══ Records for this exercise
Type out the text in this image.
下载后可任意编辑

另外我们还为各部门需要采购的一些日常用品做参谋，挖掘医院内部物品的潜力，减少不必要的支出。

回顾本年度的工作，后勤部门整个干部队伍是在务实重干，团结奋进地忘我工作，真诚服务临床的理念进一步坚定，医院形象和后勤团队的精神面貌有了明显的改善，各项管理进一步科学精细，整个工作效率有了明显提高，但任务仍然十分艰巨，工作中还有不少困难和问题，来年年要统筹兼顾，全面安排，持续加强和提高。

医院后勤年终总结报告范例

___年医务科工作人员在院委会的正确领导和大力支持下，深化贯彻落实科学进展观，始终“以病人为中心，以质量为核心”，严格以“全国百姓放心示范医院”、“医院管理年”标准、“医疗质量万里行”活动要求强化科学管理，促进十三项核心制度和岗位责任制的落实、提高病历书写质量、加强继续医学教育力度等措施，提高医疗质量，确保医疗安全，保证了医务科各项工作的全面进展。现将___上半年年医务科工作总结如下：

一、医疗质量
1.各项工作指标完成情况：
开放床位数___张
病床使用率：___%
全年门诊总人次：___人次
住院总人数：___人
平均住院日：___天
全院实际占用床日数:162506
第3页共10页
════
**Directive**
Without leaving anything out, give the entries again exactly.

**Full response**
Type out the text in this image.
下载后可任意编辑

另外我们还为各部门需要采购的一些日常用品做参谋，挖掘医院内部物品的潜力，减少不必要的支出。

回顾本年度的工作，后勤部门整个干部队伍是在务实重干，团结奋进地忘我工作，真诚服务临床的理念进一步坚定，医院形象和后勤团队的精神面貌有了明显的改善，各项管理进一步科学精细，整个工作效率有了明显提高，但任务仍然十分艰巨，工作中还有不少困难和问题，来年年要统筹兼顾，全面安排，持续加强和提高。

医院后勤年终总结报告范例

___年医务科工作人员在院委会的正确领导和大力支持下，深化贯彻落实科学进展观，始终“以病人为中心，以质量为核心”，严格以“全国百姓放心示范医院”、“医院管理年”标准、“医疗质量万里行”活动要求强化科学管理，促进十三项核心制度和岗位责任制的落实、提高病历书写质量、加强继续医学教育力度等措施，提高医疗质量，确保医疗安全，保证了医务科各项工作的全面进展。现将___上半年年医务科工作总结如下：

一、医疗质量
1.各项工作指标完成情况：
开放床位数___张
病床使用率：___%
全年门诊总人次：___人次
住院总人数：___人
平均住院日：___天
全院实际占用床日数:162506
第3页共10页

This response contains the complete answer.